## Work to complete
In the records below, find each line with the word "annotation" and copy it.

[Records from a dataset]
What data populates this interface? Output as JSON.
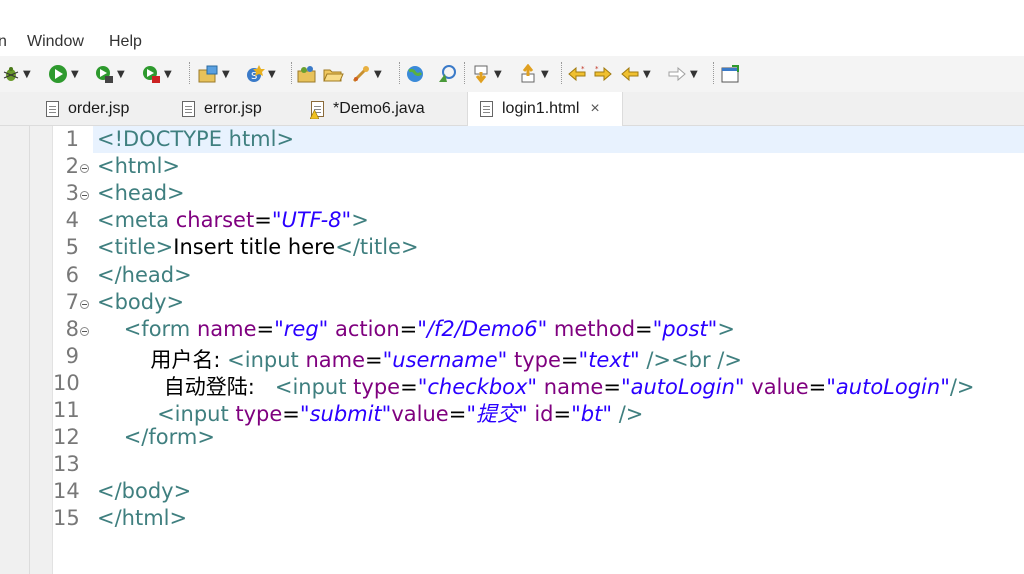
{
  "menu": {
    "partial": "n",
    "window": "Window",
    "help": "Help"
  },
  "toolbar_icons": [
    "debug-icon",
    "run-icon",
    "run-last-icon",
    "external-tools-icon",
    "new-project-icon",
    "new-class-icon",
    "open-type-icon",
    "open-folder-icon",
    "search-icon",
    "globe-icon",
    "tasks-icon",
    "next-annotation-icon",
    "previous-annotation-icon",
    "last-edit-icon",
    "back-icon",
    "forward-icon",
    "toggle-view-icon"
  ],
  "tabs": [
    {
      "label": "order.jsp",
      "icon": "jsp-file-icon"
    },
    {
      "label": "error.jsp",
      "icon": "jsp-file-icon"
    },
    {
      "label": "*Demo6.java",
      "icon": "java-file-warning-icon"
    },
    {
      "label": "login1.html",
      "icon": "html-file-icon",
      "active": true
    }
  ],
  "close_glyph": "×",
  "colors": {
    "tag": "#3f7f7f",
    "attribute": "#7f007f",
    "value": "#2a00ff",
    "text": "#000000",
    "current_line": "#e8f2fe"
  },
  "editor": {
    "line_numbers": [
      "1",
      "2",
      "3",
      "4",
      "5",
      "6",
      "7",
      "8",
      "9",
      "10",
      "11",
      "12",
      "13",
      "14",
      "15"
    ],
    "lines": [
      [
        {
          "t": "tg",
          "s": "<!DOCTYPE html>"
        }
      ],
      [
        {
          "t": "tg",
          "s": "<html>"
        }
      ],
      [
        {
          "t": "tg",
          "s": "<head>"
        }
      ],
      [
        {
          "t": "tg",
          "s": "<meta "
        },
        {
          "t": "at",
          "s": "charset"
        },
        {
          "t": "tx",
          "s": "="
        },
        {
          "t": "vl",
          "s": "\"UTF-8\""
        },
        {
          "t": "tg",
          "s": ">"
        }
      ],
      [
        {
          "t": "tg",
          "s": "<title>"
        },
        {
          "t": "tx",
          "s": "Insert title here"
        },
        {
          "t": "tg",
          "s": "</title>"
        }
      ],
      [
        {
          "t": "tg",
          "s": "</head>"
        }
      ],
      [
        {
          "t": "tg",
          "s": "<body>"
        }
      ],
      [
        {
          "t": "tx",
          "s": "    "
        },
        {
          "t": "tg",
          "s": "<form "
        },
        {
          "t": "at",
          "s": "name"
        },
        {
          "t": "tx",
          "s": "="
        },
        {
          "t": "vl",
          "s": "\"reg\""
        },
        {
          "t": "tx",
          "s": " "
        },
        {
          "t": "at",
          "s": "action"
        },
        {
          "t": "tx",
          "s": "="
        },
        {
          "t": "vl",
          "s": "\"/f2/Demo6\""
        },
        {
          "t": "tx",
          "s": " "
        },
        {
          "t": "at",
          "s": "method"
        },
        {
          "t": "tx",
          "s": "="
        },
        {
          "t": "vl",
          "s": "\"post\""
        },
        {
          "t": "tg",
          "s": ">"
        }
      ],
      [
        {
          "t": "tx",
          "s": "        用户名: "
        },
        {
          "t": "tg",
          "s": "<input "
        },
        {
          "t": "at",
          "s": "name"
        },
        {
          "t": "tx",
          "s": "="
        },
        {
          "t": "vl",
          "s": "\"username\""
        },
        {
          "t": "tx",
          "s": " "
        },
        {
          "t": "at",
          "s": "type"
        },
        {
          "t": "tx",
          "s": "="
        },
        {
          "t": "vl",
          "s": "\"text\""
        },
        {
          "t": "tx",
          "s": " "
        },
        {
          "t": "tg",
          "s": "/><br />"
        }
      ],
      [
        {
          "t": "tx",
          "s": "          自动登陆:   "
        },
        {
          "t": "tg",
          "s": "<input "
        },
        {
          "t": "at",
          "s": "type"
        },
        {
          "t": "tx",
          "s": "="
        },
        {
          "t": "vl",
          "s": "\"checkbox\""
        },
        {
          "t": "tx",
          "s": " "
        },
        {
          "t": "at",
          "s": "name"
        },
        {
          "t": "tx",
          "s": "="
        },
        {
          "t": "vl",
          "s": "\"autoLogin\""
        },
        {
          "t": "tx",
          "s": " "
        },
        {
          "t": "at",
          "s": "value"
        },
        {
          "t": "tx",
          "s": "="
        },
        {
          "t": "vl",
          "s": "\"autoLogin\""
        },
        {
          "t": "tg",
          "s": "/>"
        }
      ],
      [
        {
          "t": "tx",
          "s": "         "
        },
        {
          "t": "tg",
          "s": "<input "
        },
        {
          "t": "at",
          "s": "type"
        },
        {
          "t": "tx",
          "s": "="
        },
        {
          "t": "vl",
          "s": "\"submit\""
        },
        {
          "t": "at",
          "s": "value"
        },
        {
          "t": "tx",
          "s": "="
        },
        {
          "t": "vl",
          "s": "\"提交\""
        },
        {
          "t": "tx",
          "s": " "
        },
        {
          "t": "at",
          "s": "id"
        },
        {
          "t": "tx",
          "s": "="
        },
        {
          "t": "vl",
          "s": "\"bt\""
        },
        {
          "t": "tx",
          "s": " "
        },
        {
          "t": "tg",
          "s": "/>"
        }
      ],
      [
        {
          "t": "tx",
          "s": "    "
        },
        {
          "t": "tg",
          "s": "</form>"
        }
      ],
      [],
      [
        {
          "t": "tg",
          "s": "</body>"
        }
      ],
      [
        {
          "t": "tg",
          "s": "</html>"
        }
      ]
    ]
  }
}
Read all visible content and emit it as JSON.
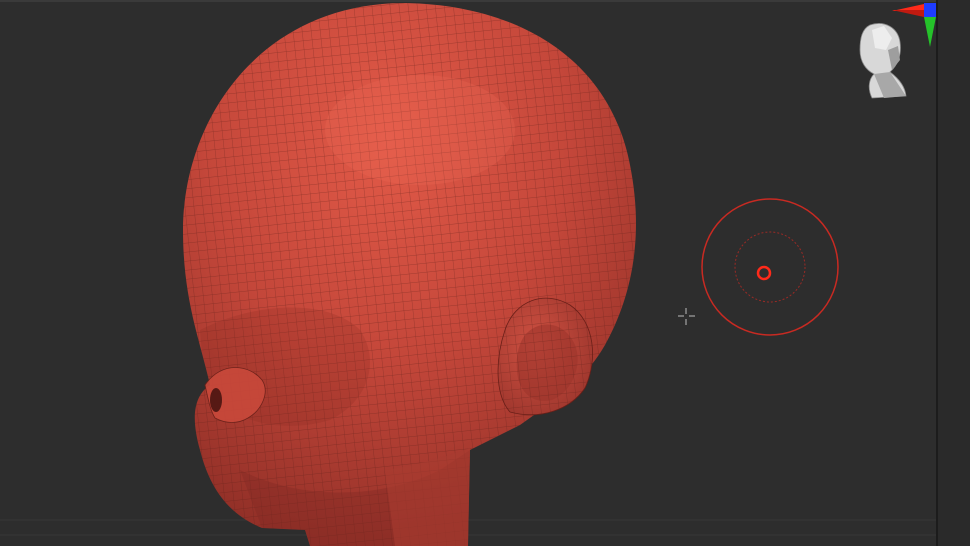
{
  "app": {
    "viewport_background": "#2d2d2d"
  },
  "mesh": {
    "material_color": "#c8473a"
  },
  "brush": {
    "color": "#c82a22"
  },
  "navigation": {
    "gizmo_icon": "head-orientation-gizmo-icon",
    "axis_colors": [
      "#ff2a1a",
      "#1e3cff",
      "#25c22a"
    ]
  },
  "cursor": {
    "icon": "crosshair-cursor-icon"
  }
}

* * *

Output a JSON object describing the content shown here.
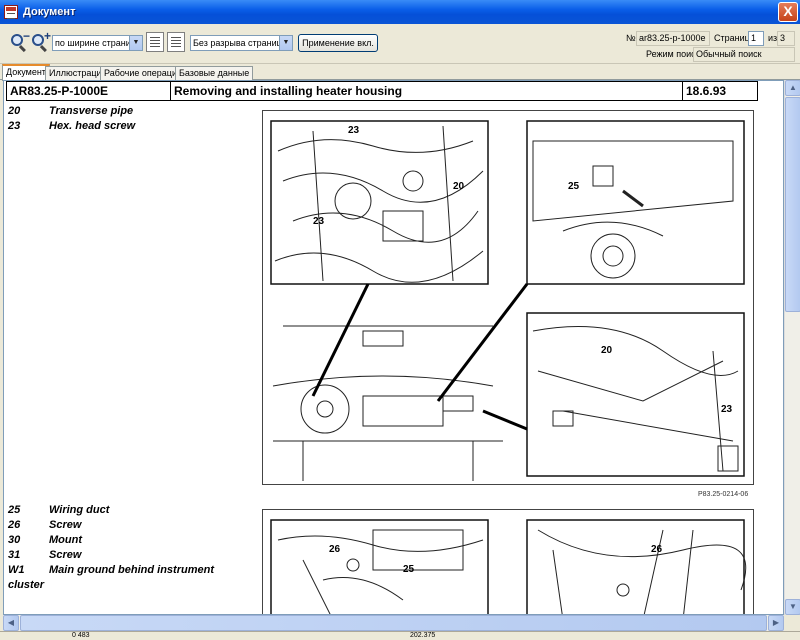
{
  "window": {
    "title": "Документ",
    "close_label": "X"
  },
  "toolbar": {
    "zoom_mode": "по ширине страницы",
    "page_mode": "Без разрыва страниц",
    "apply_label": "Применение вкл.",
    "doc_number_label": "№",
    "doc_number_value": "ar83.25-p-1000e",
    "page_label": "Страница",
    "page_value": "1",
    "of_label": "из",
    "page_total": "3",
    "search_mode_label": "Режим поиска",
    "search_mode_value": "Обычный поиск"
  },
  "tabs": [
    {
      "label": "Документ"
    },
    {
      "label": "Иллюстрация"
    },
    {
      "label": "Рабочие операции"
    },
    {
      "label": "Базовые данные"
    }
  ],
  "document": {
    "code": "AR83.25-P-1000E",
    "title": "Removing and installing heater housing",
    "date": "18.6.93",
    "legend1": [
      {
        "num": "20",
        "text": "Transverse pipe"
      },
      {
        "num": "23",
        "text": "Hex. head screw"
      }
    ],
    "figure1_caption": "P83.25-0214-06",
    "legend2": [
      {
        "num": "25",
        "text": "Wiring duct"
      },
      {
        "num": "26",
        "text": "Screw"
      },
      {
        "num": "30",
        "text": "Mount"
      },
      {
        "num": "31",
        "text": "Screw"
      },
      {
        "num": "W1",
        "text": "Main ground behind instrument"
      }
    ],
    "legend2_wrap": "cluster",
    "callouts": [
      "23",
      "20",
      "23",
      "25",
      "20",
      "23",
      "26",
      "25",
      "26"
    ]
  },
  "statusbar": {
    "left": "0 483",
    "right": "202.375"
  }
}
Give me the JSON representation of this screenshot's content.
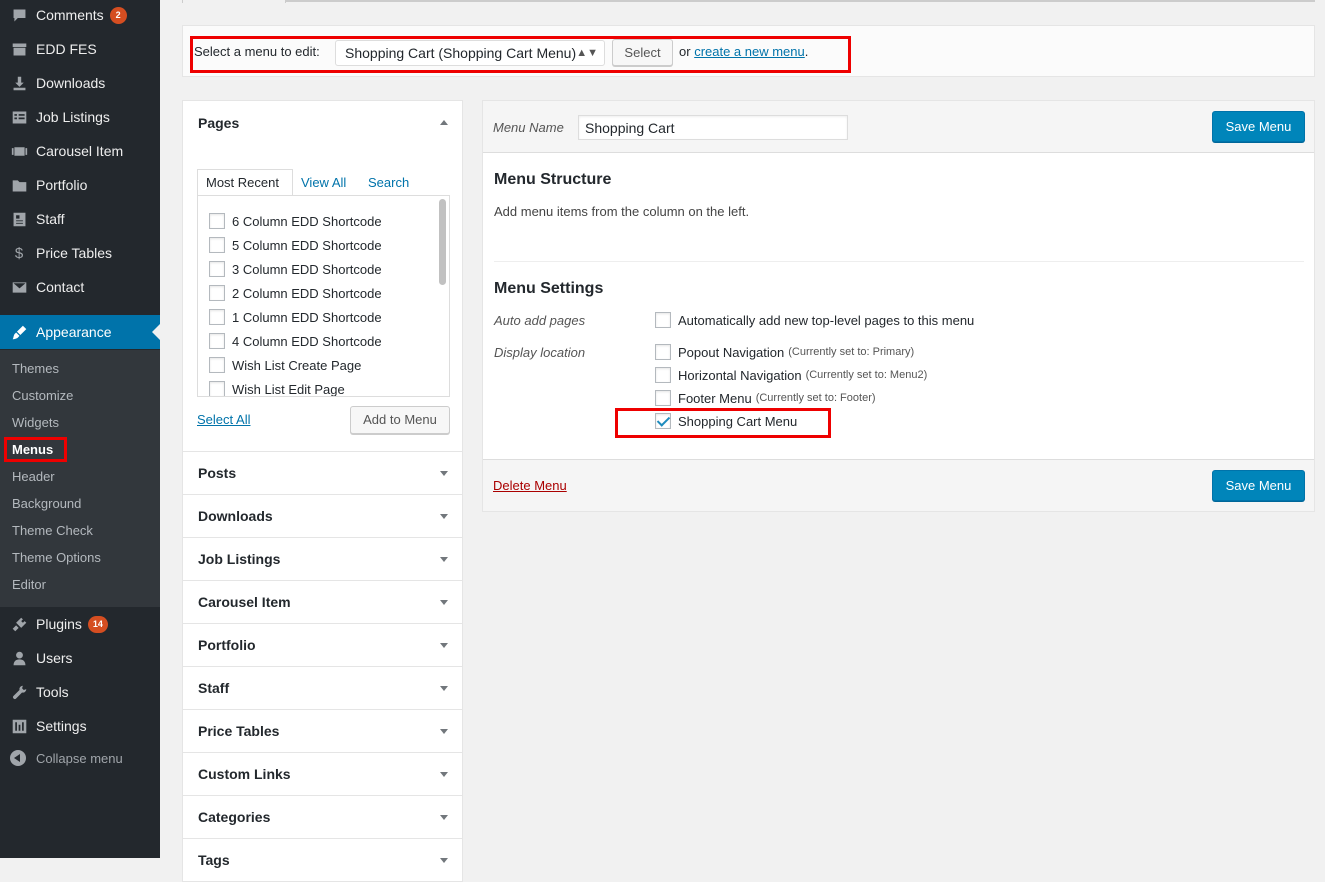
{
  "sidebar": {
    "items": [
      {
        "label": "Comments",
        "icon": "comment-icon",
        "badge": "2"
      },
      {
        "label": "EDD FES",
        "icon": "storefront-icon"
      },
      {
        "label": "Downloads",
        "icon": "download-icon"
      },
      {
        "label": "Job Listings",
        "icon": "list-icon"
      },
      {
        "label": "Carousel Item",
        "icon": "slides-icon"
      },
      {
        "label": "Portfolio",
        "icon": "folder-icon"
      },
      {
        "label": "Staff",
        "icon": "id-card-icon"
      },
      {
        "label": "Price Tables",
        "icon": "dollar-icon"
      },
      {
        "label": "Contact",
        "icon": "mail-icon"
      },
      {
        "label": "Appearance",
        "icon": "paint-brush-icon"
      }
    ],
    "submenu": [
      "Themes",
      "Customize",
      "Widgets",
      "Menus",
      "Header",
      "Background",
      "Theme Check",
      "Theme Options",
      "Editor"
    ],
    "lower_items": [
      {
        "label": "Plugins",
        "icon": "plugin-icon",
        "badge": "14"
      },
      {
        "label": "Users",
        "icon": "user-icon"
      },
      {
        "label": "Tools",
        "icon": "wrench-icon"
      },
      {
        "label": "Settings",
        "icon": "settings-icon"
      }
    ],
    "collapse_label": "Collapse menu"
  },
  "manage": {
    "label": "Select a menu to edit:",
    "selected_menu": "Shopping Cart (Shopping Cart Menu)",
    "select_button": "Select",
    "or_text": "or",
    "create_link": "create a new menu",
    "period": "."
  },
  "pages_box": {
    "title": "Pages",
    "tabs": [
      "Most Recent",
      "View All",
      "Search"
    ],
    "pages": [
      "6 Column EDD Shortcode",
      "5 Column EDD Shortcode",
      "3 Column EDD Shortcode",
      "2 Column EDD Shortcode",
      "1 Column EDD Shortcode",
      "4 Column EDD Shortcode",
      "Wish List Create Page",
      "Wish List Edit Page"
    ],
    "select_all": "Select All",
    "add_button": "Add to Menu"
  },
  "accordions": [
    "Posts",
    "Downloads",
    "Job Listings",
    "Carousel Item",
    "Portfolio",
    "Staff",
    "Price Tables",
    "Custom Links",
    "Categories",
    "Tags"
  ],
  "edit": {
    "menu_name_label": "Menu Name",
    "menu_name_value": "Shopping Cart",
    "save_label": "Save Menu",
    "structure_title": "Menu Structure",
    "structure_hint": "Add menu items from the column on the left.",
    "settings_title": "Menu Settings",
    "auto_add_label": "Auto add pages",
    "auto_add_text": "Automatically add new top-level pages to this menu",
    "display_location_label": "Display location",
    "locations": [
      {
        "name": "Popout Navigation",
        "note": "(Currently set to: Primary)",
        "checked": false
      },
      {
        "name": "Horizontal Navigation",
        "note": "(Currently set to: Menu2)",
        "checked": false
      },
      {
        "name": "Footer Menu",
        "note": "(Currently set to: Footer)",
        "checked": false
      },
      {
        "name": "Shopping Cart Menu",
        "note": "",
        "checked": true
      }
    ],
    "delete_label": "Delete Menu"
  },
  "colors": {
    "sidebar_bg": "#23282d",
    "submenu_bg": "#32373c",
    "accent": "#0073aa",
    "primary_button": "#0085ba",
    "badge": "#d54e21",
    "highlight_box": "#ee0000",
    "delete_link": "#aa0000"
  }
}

## Solution to the problem
    "next-annotation-icon",
    "previous-annotation-icon",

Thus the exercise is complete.